BRIEF
Transcribe each entry below exactly. Pictures do not go in the copy.

MATERIAL SHOWN
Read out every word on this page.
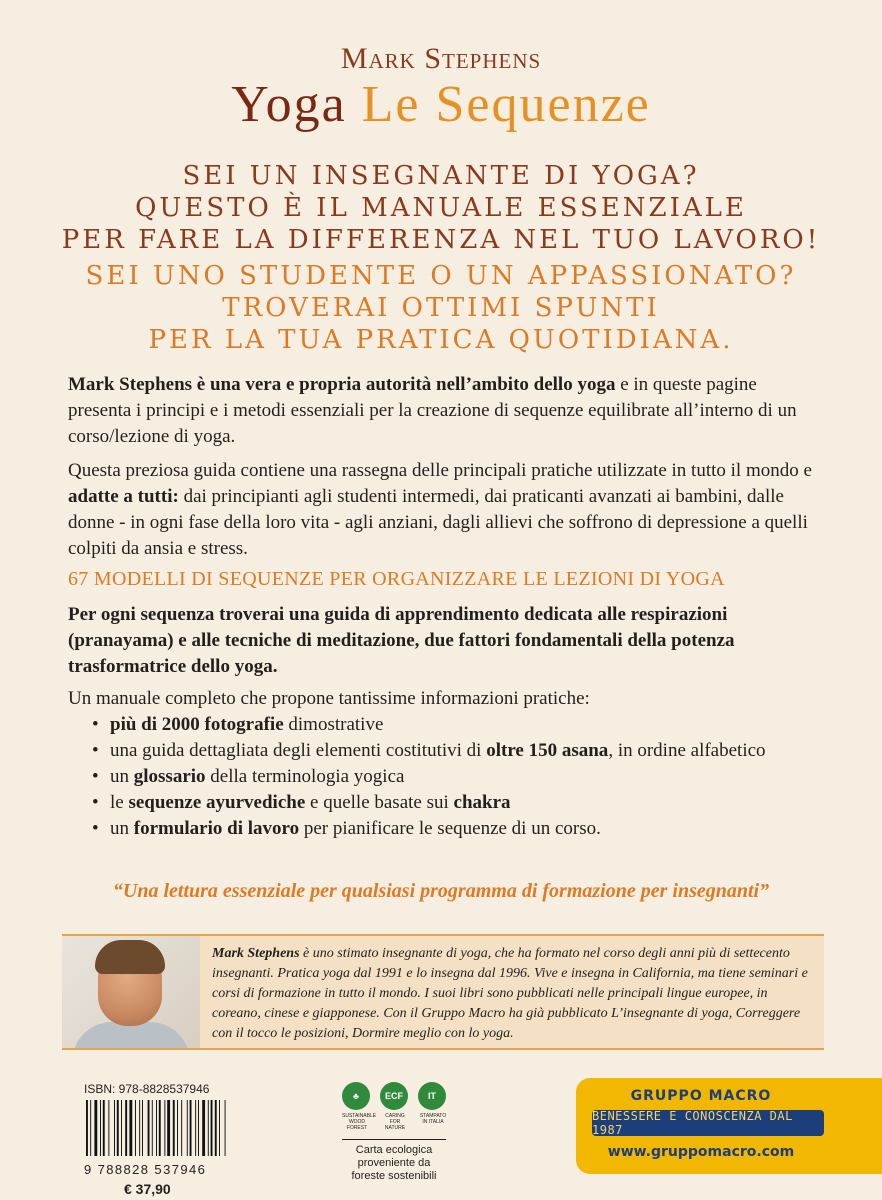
Mark Stephens
Yoga Le Sequenze
SEI UN INSEGNANTE DI YOGA?
QUESTO È IL MANUALE ESSENZIALE
PER FARE LA DIFFERENZA NEL TUO LAVORO!
SEI UNO STUDENTE O UN APPASSIONATO?
TROVERAI OTTIMI SPUNTI
PER LA TUA PRATICA QUOTIDIANA.

Mark Stephens è una vera e propria autorità nell’ambito dello yoga e in queste pagine presenta i principi e i metodi essenziali per la creazione di sequenze equilibrate all’interno di un corso/lezione di yoga.

Questa preziosa guida contiene una rassegna delle principali pratiche utilizzate in tutto il mondo e adatte a tutti: dai principianti agli studenti intermedi, dai praticanti avanzati ai bambini, dalle donne - in ogni fase della loro vita - agli anziani, dagli allievi che soffrono di depressione a quelli colpiti da ansia e stress.

67 MODELLI DI SEQUENZE PER ORGANIZZARE LE LEZIONI DI YOGA

Per ogni sequenza troverai una guida di apprendimento dedicata alle respirazioni (pranayama) e alle tecniche di meditazione, due fattori fondamentali della potenza trasformatrice dello yoga.

Un manuale completo che propone tantissime informazioni pratiche:

• più di 2000 fotografie dimostrative
• una guida dettagliata degli elementi costitutivi di oltre 150 asana, in ordine alfabetico
• un glossario della terminologia yogica
• le sequenze ayurvediche e quelle basate sui chakra
• un formulario di lavoro per pianificare le sequenze di un corso.
“Una lettura essenziale per qualsiasi programma di formazione per insegnanti”

Mark Stephens è uno stimato insegnante di yoga, che ha formato nel corso degli anni più di settecento insegnanti. Pratica yoga dal 1991 e lo insegna dal 1996. Vive e insegna in California, ma tiene seminari e corsi di formazione in tutto il mondo. I suoi libri sono pubblicati nelle principali lingue europee, in coreano, cinese e giapponese. Con il Gruppo Macro ha già pubblicato L’insegnante di yoga, Correggere con il tocco le posizioni, Dormire meglio con lo yoga.

ISBN: 978-8828537946
9 788828 537946
€ 37,90
♣
SUSTAINABLE WOOD FOREST
ECF
CARING FOR NATURE
IT
STAMPATO IN ITALIA
Carta ecologica proveniente da foreste sostenibili
GRUPPO MACRO
BENESSERE E CONOSCENZA DAL 1987
www.gruppomacro.com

RESULT OF THIS TASK
Read out every word on this page.
Mark Stephens
Yoga Le Sequenze
SEI UN INSEGNANTE DI YOGA?
QUESTO È IL MANUALE ESSENZIALE
PER FARE LA DIFFERENZA NEL TUO LAVORO!
SEI UNO STUDENTE O UN APPASSIONATO?
TROVERAI OTTIMI SPUNTI
PER LA TUA PRATICA QUOTIDIANA.

Mark Stephens è una vera e propria autorità nell’ambito dello yoga e in queste pagine presenta i principi e i metodi essenziali per la creazione di sequenze equilibrate all’interno di un corso/lezione di yoga.

Questa preziosa guida contiene una rassegna delle principali pratiche utilizzate in tutto il mondo e adatte a tutti: dai principianti agli studenti intermedi, dai praticanti avanzati ai bambini, dalle donne - in ogni fase della loro vita - agli anziani, dagli allievi che soffrono di depressione a quelli colpiti da ansia e stress.

67 MODELLI DI SEQUENZE PER ORGANIZZARE LE LEZIONI DI YOGA

Per ogni sequenza troverai una guida di apprendimento dedicata alle respirazioni (pranayama) e alle tecniche di meditazione, due fattori fondamentali della potenza trasformatrice dello yoga.

Un manuale completo che propone tantissime informazioni pratiche:

• più di 2000 fotografie dimostrative
• una guida dettagliata degli elementi costitutivi di oltre 150 asana, in ordine alfabetico
• un glossario della terminologia yogica
• le sequenze ayurvediche e quelle basate sui chakra
• un formulario di lavoro per pianificare le sequenze di un corso.
“Una lettura essenziale per qualsiasi programma di formazione per insegnanti”

Mark Stephens è uno stimato insegnante di yoga, che ha formato nel corso degli anni più di settecento insegnanti. Pratica yoga dal 1991 e lo insegna dal 1996. Vive e insegna in California, ma tiene seminari e corsi di formazione in tutto il mondo. I suoi libri sono pubblicati nelle principali lingue europee, in coreano, cinese e giapponese. Con il Gruppo Macro ha già pubblicato L’insegnante di yoga, Correggere con il tocco le posizioni, Dormire meglio con lo yoga.

ISBN: 978-8828537946
9 788828 537946
€ 37,90
♣
SUSTAINABLE WOOD FOREST
ECF
CARING FOR NATURE
IT
STAMPATO IN ITALIA
Carta ecologica proveniente da foreste sostenibili
GRUPPO MACRO
BENESSERE E CONOSCENZA DAL 1987
www.gruppomacro.com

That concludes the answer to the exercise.